_YOUR GOAL:_ Set down the material once more, exactly as it appears.

_MATERIAL TO PROCESS:_
::::::::::
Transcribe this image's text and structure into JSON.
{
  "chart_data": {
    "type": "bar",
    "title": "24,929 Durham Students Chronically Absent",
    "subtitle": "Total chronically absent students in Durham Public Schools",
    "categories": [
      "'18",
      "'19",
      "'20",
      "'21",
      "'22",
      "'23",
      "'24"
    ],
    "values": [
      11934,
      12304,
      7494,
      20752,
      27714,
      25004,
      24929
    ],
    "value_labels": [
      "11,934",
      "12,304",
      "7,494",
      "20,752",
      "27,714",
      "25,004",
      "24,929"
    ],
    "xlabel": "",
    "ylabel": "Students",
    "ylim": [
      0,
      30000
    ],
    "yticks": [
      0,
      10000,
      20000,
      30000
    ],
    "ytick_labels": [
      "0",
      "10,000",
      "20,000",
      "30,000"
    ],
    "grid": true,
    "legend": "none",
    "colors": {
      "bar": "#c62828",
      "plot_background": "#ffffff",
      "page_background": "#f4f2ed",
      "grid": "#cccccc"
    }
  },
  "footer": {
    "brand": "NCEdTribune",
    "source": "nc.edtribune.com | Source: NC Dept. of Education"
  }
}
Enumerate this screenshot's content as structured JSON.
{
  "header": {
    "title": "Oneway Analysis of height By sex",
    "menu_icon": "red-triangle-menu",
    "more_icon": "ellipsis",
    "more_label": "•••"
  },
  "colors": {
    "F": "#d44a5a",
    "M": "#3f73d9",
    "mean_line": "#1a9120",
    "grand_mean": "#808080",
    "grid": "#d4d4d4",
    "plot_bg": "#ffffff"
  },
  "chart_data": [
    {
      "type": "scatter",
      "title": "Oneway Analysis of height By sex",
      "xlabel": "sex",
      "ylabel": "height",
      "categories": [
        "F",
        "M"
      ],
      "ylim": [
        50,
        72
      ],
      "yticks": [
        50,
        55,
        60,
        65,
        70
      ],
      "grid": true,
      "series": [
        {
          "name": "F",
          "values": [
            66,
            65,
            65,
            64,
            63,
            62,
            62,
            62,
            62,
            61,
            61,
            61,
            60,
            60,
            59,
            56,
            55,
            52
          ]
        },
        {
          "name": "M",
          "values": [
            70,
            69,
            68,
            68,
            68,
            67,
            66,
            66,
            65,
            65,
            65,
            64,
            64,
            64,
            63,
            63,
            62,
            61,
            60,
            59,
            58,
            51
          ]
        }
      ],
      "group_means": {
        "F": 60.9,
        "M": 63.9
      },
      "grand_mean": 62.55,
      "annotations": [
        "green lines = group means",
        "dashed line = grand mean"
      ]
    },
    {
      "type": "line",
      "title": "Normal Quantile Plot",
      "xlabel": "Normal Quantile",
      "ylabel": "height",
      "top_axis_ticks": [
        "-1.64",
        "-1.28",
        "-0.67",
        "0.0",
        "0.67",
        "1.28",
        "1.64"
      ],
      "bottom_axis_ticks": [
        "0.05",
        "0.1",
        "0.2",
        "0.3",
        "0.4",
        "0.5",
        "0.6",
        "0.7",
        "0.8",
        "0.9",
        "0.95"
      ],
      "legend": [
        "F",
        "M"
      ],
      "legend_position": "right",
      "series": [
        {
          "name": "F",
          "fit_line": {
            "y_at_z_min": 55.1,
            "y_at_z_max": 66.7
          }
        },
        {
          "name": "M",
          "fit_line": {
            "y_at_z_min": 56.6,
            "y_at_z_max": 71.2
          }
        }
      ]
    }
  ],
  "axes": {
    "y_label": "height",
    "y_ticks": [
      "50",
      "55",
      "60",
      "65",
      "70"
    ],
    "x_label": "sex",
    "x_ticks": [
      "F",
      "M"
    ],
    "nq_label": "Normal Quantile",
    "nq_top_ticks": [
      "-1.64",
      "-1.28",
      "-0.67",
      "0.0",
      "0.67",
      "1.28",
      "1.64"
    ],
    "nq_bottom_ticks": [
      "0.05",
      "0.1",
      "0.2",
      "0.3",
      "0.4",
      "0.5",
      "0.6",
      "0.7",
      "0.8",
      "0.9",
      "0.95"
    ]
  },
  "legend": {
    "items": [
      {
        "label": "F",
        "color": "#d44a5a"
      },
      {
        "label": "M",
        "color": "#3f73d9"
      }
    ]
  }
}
::::::::::
_SOLUTION TO THIS TASK:_
Transcribe this image's text and structure into JSON.
{
  "chart_data": {
    "type": "bar",
    "title": "24,929 Durham Students Chronically Absent",
    "subtitle": "Total chronically absent students in Durham Public Schools",
    "categories": [
      "'18",
      "'19",
      "'20",
      "'21",
      "'22",
      "'23",
      "'24"
    ],
    "values": [
      11934,
      12304,
      7494,
      20752,
      27714,
      25004,
      24929
    ],
    "value_labels": [
      "11,934",
      "12,304",
      "7,494",
      "20,752",
      "27,714",
      "25,004",
      "24,929"
    ],
    "xlabel": "",
    "ylabel": "Students",
    "ylim": [
      0,
      30000
    ],
    "yticks": [
      0,
      10000,
      20000,
      30000
    ],
    "ytick_labels": [
      "0",
      "10,000",
      "20,000",
      "30,000"
    ],
    "grid": true,
    "legend": "none",
    "colors": {
      "bar": "#c62828",
      "plot_background": "#ffffff",
      "page_background": "#f4f2ed",
      "grid": "#cccccc"
    }
  },
  "footer": {
    "brand": "NCEdTribune",
    "source": "nc.edtribune.com | Source: NC Dept. of Education"
  }
}
Enumerate this screenshot's content as structured JSON.
{
  "header": {
    "title": "Oneway Analysis of height By sex",
    "menu_icon": "red-triangle-menu",
    "more_icon": "ellipsis",
    "more_label": "•••"
  },
  "colors": {
    "F": "#d44a5a",
    "M": "#3f73d9",
    "mean_line": "#1a9120",
    "grand_mean": "#808080",
    "grid": "#d4d4d4",
    "plot_bg": "#ffffff"
  },
  "chart_data": [
    {
      "type": "scatter",
      "title": "Oneway Analysis of height By sex",
      "xlabel": "sex",
      "ylabel": "height",
      "categories": [
        "F",
        "M"
      ],
      "ylim": [
        50,
        72
      ],
      "yticks": [
        50,
        55,
        60,
        65,
        70
      ],
      "grid": true,
      "series": [
        {
          "name": "F",
          "values": [
            66,
            65,
            65,
            64,
            63,
            62,
            62,
            62,
            62,
            61,
            61,
            61,
            60,
            60,
            59,
            56,
            55,
            52
          ]
        },
        {
          "name": "M",
          "values": [
            70,
            69,
            68,
            68,
            68,
            67,
            66,
            66,
            65,
            65,
            65,
            64,
            64,
            64,
            63,
            63,
            62,
            61,
            60,
            59,
            58,
            51
          ]
        }
      ],
      "group_means": {
        "F": 60.9,
        "M": 63.9
      },
      "grand_mean": 62.55,
      "annotations": [
        "green lines = group means",
        "dashed line = grand mean"
      ]
    },
    {
      "type": "line",
      "title": "Normal Quantile Plot",
      "xlabel": "Normal Quantile",
      "ylabel": "height",
      "top_axis_ticks": [
        "-1.64",
        "-1.28",
        "-0.67",
        "0.0",
        "0.67",
        "1.28",
        "1.64"
      ],
      "bottom_axis_ticks": [
        "0.05",
        "0.1",
        "0.2",
        "0.3",
        "0.4",
        "0.5",
        "0.6",
        "0.7",
        "0.8",
        "0.9",
        "0.95"
      ],
      "legend": [
        "F",
        "M"
      ],
      "legend_position": "right",
      "series": [
        {
          "name": "F",
          "fit_line": {
            "y_at_z_min": 55.1,
            "y_at_z_max": 66.7
          }
        },
        {
          "name": "M",
          "fit_line": {
            "y_at_z_min": 56.6,
            "y_at_z_max": 71.2
          }
        }
      ]
    }
  ],
  "axes": {
    "y_label": "height",
    "y_ticks": [
      "50",
      "55",
      "60",
      "65",
      "70"
    ],
    "x_label": "sex",
    "x_ticks": [
      "F",
      "M"
    ],
    "nq_label": "Normal Quantile",
    "nq_top_ticks": [
      "-1.64",
      "-1.28",
      "-0.67",
      "0.0",
      "0.67",
      "1.28",
      "1.64"
    ],
    "nq_bottom_ticks": [
      "0.05",
      "0.1",
      "0.2",
      "0.3",
      "0.4",
      "0.5",
      "0.6",
      "0.7",
      "0.8",
      "0.9",
      "0.95"
    ]
  },
  "legend": {
    "items": [
      {
        "label": "F",
        "color": "#d44a5a"
      },
      {
        "label": "M",
        "color": "#3f73d9"
      }
    ]
  }
}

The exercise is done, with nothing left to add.